- _Records_
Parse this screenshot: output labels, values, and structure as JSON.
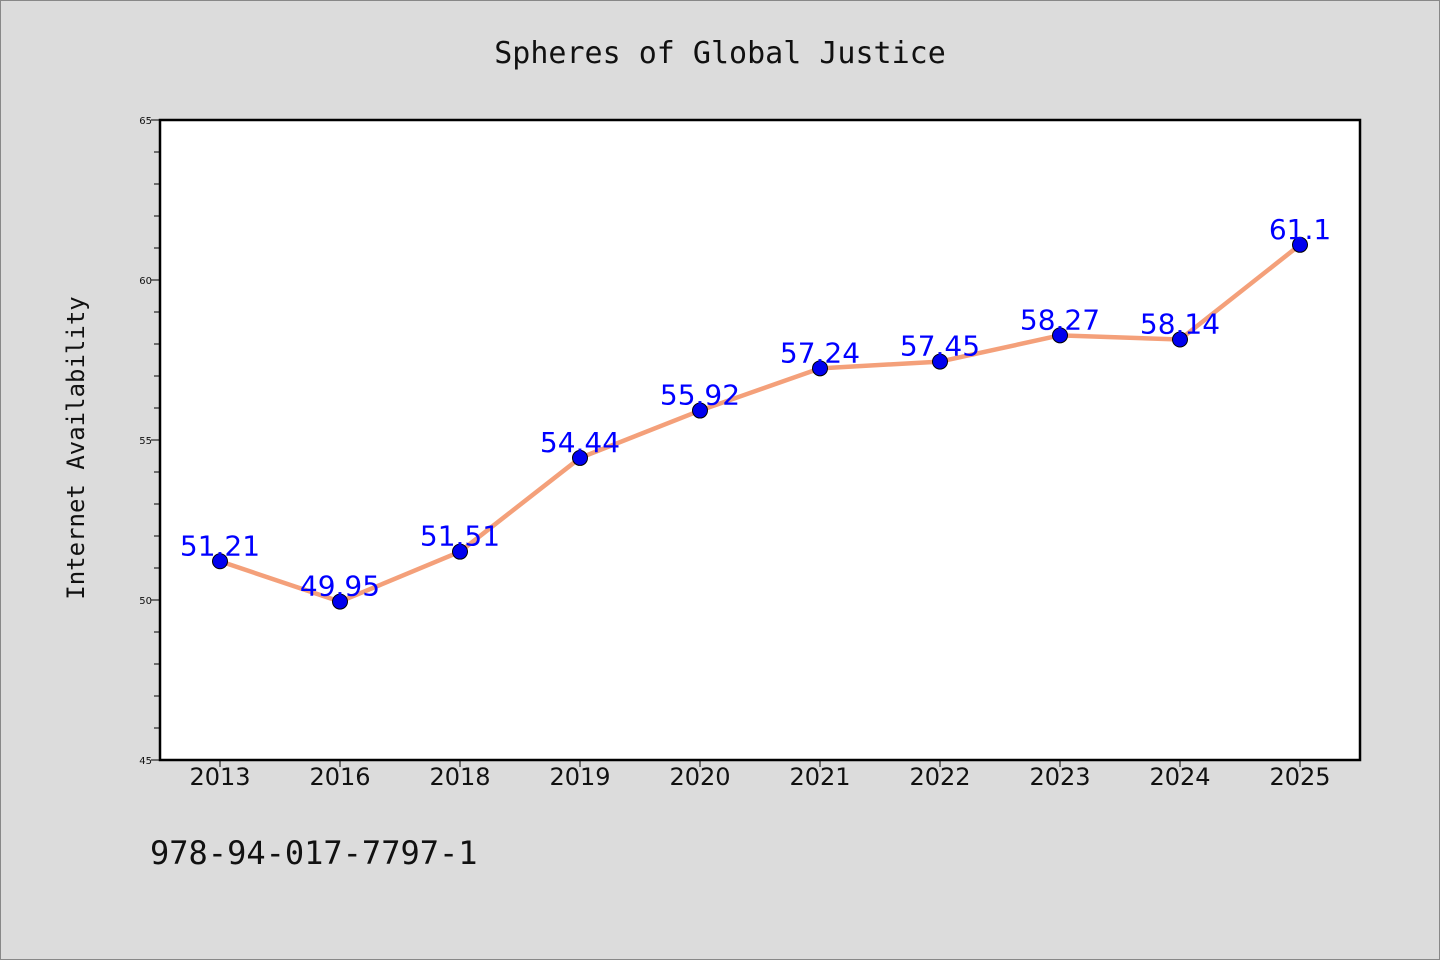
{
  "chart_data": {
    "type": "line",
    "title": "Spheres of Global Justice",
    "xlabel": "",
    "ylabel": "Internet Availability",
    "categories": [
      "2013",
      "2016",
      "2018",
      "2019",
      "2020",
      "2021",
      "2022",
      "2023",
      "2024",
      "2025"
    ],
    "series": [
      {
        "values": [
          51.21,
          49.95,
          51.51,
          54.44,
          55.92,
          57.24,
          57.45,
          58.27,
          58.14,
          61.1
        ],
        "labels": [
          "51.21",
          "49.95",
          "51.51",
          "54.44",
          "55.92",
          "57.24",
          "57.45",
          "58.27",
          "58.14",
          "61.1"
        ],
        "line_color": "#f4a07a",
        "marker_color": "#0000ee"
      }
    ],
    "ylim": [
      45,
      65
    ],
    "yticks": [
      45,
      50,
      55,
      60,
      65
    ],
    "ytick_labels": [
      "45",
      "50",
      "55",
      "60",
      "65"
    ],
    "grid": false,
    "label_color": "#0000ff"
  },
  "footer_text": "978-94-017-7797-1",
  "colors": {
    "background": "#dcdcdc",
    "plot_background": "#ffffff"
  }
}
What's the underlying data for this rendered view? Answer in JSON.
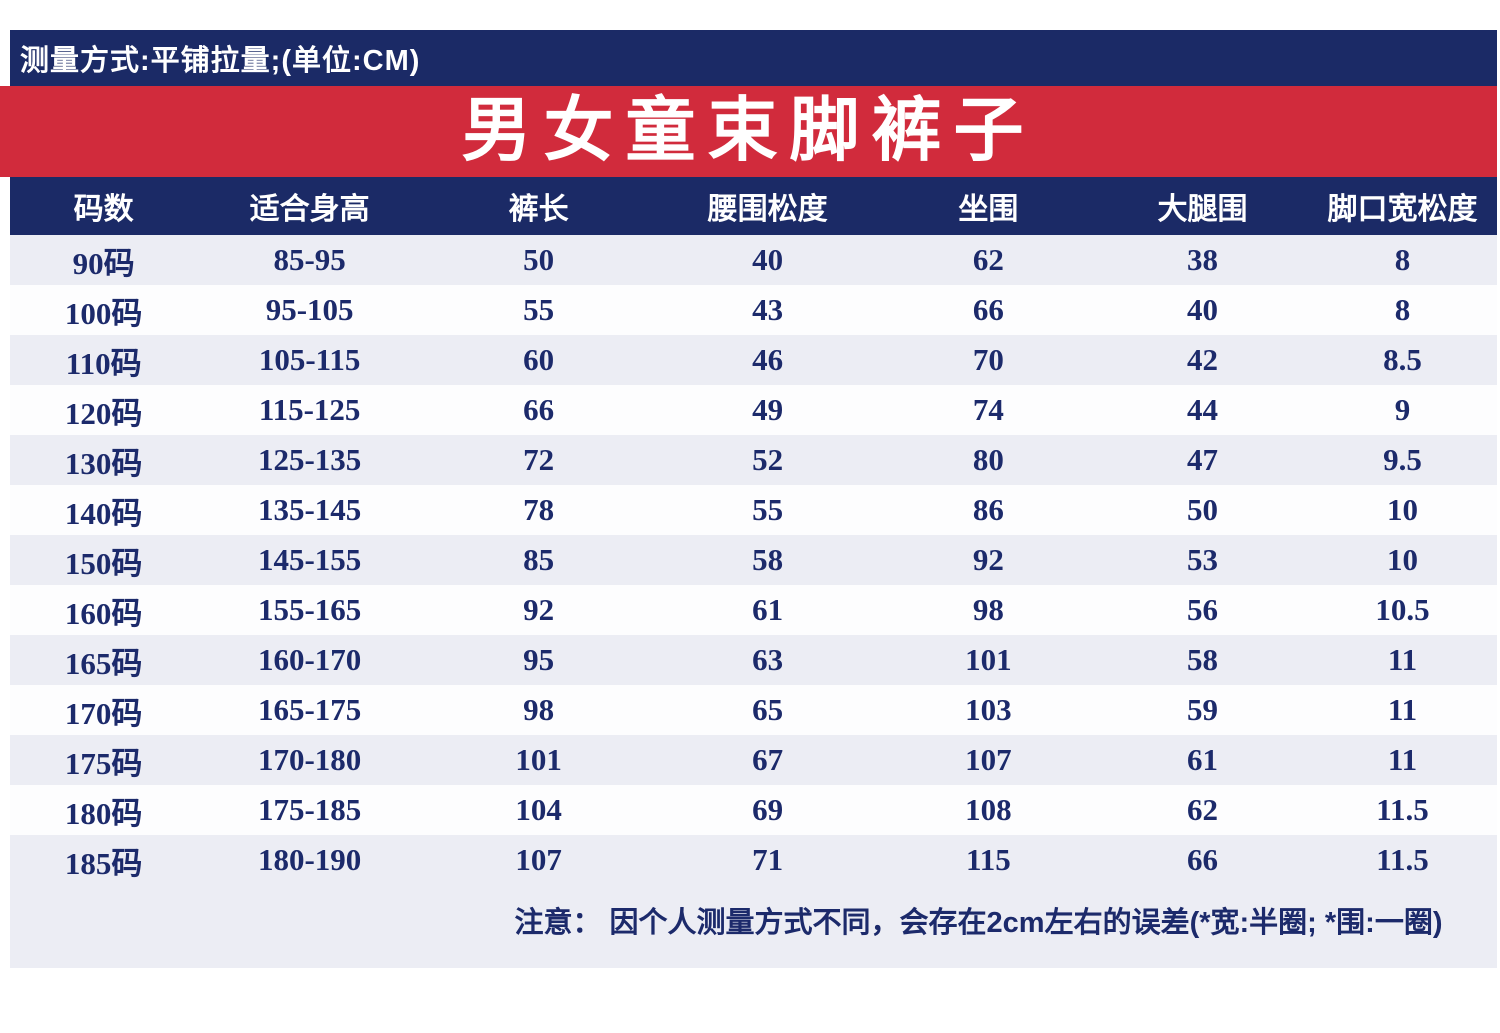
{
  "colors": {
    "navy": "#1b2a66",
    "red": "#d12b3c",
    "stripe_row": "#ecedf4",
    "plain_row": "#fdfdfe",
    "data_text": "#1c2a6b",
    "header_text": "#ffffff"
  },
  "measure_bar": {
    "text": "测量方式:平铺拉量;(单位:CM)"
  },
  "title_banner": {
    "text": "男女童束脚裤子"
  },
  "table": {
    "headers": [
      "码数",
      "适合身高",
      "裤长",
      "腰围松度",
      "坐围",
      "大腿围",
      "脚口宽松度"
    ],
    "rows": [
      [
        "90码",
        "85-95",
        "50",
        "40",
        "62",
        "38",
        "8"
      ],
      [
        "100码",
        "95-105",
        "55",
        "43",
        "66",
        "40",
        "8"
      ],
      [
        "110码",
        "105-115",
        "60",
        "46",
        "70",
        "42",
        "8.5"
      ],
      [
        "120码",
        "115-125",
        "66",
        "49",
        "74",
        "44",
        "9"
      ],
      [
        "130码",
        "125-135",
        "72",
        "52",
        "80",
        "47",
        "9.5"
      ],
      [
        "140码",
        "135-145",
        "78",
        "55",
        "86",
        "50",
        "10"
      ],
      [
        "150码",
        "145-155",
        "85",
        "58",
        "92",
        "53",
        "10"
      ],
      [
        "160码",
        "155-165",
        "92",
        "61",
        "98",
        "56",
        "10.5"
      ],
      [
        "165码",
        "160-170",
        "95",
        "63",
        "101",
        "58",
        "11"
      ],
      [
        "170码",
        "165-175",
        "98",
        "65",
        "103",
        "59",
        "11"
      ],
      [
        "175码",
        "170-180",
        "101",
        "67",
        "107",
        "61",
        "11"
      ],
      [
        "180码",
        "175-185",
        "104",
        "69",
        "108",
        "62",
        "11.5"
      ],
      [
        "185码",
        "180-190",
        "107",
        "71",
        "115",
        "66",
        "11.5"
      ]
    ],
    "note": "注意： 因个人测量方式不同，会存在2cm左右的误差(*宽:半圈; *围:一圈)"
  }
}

==

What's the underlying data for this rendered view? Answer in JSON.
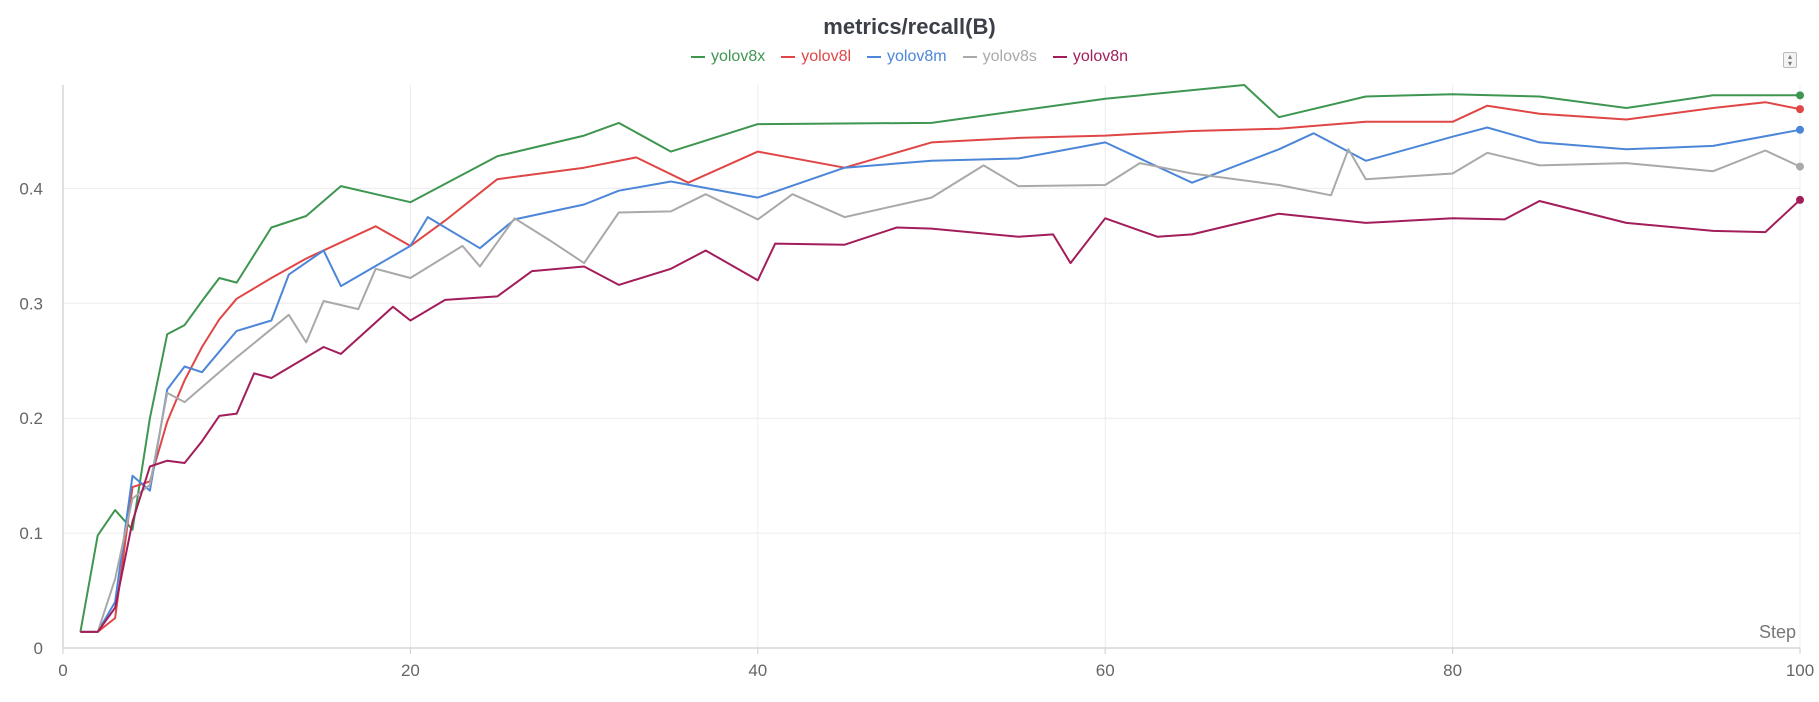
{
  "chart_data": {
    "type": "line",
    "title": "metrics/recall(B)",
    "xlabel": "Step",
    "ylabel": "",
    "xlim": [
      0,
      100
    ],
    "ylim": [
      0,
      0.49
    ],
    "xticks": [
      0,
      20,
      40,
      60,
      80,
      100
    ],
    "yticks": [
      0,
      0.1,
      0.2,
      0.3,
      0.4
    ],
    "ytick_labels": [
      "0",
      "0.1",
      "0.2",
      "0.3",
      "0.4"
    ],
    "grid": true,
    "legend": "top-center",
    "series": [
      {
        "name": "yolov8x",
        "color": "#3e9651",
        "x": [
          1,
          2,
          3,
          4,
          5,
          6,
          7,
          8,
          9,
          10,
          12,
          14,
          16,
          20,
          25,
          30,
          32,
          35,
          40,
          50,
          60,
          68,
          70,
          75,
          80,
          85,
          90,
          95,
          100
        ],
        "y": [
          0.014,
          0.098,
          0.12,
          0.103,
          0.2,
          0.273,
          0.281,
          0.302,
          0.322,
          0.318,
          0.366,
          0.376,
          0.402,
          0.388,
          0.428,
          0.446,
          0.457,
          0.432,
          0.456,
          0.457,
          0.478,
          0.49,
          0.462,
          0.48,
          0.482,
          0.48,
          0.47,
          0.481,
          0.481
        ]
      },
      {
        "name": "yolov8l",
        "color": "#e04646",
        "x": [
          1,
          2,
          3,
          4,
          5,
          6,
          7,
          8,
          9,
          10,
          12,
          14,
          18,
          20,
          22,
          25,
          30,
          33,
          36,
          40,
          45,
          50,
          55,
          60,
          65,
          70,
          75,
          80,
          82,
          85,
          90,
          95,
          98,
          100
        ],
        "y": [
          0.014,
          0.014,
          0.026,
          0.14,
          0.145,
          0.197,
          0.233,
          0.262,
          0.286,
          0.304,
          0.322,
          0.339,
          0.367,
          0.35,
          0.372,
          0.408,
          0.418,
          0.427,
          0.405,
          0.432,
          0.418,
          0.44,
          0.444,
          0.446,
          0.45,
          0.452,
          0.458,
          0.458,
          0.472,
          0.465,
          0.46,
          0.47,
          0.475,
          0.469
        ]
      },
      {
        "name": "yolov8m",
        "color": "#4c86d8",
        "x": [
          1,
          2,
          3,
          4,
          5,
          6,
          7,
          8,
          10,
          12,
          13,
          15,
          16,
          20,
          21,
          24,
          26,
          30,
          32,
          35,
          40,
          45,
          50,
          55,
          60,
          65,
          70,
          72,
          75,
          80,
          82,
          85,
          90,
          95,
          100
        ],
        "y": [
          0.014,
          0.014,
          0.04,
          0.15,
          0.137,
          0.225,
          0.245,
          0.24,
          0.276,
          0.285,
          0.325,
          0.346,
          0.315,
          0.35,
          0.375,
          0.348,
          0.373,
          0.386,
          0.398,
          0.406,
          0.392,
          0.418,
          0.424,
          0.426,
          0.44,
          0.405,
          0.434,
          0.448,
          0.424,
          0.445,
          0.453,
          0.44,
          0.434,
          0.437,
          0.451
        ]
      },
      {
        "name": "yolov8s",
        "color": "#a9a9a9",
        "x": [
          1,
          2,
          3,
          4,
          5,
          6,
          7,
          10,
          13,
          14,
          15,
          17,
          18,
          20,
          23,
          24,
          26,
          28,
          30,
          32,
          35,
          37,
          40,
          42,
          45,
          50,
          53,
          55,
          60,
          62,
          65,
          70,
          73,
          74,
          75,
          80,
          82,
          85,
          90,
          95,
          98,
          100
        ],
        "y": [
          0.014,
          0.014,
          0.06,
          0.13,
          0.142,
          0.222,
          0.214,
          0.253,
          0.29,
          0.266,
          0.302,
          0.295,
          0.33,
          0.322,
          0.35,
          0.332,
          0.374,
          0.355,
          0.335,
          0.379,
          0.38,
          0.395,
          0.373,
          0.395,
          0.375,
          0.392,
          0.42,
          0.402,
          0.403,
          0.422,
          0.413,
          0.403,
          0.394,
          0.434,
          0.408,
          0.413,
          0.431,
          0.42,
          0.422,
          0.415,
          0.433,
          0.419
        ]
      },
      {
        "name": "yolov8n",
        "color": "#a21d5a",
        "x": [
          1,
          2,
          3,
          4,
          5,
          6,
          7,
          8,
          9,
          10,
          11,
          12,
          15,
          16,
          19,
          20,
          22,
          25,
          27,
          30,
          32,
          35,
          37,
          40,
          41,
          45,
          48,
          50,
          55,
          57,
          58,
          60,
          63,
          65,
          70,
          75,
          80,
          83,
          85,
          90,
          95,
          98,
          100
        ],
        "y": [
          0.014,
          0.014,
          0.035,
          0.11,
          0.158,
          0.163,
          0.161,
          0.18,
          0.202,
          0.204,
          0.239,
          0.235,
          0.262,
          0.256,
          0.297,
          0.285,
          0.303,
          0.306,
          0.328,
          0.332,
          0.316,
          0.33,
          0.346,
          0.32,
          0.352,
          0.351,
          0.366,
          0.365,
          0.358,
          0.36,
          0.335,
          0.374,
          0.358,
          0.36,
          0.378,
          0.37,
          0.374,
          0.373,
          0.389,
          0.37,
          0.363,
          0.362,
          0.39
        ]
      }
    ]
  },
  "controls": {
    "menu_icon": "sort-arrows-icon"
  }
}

...

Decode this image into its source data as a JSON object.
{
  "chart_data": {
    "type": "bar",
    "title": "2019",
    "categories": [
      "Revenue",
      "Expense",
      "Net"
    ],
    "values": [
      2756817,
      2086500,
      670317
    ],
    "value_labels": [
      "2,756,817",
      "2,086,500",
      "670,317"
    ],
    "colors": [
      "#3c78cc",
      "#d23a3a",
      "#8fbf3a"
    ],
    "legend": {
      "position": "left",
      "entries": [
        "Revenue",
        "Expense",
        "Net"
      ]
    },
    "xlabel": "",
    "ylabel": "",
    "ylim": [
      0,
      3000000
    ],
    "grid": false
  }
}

- _Stated exercise_
Pull out all lines containing "values".

- _Solution below_
Parse this screenshot: output labels, values, and structure as JSON.
        "values": [
    "values": [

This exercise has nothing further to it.